Data entries
************

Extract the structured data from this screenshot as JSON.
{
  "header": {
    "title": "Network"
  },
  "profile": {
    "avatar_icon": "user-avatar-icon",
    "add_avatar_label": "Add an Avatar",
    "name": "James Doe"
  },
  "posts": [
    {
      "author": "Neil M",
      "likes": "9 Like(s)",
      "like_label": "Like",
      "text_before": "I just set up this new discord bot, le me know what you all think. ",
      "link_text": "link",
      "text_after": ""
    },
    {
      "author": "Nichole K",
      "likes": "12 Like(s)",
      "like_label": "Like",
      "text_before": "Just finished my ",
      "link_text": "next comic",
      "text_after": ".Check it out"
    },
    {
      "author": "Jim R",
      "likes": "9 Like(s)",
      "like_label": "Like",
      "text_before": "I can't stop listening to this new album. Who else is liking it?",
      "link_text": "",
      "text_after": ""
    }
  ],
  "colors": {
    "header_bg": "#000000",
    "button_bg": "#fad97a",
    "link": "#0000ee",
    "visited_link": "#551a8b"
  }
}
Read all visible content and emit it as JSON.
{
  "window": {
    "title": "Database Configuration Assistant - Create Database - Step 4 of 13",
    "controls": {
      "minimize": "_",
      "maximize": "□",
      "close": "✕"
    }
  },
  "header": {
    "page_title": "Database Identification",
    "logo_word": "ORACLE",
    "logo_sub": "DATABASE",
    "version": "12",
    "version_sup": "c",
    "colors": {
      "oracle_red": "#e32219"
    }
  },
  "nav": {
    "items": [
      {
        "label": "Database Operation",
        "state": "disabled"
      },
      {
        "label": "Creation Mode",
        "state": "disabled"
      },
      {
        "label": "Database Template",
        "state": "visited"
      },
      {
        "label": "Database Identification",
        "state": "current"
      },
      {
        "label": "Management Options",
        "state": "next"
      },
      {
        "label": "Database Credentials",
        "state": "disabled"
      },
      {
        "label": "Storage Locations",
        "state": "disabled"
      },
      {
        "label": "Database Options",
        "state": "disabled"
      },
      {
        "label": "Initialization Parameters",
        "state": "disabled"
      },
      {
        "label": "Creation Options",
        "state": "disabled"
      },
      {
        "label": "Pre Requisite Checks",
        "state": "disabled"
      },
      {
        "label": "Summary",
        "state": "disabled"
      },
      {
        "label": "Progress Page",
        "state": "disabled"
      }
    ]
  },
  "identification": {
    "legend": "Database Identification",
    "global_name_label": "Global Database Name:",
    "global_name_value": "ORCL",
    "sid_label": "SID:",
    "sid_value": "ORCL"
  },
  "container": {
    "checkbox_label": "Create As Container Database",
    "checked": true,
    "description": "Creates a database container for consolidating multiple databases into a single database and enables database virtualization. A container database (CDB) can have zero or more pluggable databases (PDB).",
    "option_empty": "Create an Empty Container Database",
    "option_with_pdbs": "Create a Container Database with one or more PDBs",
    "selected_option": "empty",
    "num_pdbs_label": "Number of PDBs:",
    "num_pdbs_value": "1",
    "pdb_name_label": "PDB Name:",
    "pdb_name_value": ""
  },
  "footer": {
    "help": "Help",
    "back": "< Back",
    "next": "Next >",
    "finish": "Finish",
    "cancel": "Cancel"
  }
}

************

PROBLEM DETAILS » Only lines with "more" are wanted here; list each of them.

ANSWER FOR THIS EXERCISE »
    "description": "Creates a database container for consolidating multiple databases into a single database and enables database virtualization. A container database (CDB) can have zero or more pluggable databases (PDB).",
    "option_with_pdbs": "Create a Container Database with one or more PDBs",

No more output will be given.